» **Task requirements**
Every line with the string "Dendritic" must be copied from the entries below.

» **Records shown**
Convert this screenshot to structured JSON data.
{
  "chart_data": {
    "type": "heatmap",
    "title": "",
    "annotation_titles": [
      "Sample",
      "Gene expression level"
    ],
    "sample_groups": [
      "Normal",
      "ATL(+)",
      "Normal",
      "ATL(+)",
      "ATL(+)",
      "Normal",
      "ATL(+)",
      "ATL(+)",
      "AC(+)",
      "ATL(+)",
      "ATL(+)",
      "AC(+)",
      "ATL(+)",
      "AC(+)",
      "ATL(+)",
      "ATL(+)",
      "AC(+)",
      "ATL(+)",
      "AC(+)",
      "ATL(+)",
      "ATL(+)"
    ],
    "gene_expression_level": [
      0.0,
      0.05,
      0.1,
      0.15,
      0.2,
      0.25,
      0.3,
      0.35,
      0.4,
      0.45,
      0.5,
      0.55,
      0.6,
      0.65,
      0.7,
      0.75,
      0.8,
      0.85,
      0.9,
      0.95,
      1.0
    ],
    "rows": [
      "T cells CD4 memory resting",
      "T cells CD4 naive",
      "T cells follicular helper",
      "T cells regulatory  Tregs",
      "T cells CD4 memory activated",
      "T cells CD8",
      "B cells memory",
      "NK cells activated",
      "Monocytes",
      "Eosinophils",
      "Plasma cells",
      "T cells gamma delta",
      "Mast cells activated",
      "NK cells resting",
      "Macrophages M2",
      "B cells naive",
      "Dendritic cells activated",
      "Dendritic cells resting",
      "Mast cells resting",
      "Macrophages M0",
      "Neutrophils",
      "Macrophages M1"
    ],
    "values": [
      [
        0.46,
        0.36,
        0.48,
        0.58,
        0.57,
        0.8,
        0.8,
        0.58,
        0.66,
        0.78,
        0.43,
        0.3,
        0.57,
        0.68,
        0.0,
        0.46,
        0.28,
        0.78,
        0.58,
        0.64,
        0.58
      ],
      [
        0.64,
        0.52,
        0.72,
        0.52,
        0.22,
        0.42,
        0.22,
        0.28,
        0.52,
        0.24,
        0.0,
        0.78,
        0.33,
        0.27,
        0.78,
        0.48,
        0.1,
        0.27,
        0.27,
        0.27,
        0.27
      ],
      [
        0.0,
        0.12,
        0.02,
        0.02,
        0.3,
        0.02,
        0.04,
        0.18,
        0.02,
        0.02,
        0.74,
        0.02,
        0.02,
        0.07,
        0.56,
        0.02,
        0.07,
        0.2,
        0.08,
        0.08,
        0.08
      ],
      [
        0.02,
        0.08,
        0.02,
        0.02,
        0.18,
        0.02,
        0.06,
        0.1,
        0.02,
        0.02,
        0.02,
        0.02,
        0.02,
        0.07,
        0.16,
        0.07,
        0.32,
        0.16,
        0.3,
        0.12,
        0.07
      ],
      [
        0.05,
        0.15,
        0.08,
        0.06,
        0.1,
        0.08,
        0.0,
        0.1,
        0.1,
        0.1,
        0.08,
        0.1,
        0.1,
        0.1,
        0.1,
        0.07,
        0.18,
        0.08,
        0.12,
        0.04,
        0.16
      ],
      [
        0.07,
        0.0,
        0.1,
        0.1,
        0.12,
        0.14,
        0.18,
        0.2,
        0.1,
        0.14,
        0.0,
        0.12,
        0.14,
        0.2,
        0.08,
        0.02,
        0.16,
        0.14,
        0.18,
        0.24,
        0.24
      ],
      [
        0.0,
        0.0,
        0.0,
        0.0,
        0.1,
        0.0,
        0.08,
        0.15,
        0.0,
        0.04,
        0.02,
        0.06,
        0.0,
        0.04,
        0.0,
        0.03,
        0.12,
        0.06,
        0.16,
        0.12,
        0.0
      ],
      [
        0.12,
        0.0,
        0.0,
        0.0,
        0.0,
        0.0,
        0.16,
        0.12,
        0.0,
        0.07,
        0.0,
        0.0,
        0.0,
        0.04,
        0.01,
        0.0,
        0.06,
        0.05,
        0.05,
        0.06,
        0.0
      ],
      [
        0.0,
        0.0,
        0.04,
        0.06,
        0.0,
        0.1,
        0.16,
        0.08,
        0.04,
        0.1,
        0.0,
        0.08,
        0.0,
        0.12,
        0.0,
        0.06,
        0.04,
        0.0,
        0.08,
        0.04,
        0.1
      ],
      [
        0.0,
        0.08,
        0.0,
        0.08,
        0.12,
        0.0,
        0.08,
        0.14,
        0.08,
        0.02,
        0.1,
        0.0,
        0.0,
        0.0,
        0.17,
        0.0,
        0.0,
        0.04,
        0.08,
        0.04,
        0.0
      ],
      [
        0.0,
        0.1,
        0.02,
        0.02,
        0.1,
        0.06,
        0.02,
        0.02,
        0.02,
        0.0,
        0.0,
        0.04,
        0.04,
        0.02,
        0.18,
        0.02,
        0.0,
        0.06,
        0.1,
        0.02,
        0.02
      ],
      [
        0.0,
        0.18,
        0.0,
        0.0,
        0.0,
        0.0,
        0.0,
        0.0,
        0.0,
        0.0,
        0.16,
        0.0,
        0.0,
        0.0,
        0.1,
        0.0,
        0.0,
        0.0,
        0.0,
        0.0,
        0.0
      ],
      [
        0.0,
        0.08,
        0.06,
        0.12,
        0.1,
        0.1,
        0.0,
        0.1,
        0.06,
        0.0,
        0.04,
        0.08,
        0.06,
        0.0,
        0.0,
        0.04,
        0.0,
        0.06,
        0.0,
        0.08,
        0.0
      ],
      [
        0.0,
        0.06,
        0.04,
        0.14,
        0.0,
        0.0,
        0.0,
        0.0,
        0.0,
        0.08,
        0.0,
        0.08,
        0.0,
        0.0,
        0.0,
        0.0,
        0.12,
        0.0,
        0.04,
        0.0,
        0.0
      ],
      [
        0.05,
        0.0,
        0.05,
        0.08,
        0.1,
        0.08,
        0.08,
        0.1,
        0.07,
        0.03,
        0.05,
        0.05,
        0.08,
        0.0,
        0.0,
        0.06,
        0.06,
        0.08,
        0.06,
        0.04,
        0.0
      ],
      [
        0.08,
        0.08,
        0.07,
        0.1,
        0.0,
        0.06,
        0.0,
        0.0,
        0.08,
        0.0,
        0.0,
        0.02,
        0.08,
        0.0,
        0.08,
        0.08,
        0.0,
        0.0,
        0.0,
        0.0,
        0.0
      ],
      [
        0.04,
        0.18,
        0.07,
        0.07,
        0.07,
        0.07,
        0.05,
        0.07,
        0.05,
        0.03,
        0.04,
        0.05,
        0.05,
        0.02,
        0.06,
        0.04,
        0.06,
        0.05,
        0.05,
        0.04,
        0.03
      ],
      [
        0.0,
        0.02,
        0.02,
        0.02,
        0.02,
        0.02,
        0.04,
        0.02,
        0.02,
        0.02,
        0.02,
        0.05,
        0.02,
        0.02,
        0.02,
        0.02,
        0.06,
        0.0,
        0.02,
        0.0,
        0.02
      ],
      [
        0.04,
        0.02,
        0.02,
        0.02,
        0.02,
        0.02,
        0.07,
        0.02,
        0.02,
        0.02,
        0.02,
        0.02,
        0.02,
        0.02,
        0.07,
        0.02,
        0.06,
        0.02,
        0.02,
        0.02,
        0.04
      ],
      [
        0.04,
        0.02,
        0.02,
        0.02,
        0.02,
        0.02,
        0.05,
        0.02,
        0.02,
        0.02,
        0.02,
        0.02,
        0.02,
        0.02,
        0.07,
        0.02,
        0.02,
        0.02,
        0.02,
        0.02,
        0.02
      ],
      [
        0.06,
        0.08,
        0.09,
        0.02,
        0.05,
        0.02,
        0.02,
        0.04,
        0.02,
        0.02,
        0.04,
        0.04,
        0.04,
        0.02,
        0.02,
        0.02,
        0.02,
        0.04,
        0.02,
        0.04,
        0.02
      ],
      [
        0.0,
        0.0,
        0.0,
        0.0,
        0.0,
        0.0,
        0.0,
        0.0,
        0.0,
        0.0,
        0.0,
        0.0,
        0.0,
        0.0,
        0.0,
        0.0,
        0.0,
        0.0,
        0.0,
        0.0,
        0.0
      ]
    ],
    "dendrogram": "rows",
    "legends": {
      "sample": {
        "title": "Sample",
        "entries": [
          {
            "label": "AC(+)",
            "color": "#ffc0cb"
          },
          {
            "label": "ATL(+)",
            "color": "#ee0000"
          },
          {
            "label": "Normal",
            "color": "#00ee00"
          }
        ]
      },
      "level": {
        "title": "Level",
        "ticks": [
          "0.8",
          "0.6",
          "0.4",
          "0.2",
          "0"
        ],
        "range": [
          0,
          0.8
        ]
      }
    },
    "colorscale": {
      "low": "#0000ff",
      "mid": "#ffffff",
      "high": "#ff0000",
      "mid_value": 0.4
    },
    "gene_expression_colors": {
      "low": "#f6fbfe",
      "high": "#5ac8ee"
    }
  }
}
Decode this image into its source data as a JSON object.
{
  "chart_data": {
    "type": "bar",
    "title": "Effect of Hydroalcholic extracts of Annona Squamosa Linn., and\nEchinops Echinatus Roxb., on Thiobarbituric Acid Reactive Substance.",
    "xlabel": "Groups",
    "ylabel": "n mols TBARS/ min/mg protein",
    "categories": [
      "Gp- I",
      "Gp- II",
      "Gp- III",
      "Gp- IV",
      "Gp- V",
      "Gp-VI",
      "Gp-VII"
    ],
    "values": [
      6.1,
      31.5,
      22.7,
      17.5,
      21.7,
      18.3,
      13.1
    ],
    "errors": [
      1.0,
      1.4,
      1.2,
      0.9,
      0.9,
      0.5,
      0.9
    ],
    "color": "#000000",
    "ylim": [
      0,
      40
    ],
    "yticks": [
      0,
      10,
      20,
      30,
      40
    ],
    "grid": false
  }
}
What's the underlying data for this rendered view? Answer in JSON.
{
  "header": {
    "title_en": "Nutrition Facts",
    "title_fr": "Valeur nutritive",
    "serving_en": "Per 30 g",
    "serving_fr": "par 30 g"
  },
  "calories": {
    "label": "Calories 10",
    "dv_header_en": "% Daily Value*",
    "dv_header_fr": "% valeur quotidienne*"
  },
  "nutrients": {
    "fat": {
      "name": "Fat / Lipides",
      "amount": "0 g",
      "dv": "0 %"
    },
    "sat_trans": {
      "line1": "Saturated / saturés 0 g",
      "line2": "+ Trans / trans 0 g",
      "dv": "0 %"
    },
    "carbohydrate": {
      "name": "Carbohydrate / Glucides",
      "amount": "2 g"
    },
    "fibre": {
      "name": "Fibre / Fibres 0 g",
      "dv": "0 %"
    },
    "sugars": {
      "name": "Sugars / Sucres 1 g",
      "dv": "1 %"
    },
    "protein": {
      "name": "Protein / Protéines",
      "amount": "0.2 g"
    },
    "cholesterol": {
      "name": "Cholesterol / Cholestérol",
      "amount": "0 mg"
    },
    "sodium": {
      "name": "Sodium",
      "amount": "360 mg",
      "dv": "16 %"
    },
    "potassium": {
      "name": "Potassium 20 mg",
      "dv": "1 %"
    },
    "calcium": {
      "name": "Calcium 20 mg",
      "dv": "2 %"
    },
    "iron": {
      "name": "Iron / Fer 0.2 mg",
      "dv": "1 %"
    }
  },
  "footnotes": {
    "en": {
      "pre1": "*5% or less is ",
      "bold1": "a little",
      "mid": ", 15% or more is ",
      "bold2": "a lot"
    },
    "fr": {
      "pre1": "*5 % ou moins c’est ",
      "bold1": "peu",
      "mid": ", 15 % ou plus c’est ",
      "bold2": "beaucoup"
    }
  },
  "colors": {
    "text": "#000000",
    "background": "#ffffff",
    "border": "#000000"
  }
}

» **Output of the exercise**
      "Dendritic cells activated",
      "Dendritic cells resting",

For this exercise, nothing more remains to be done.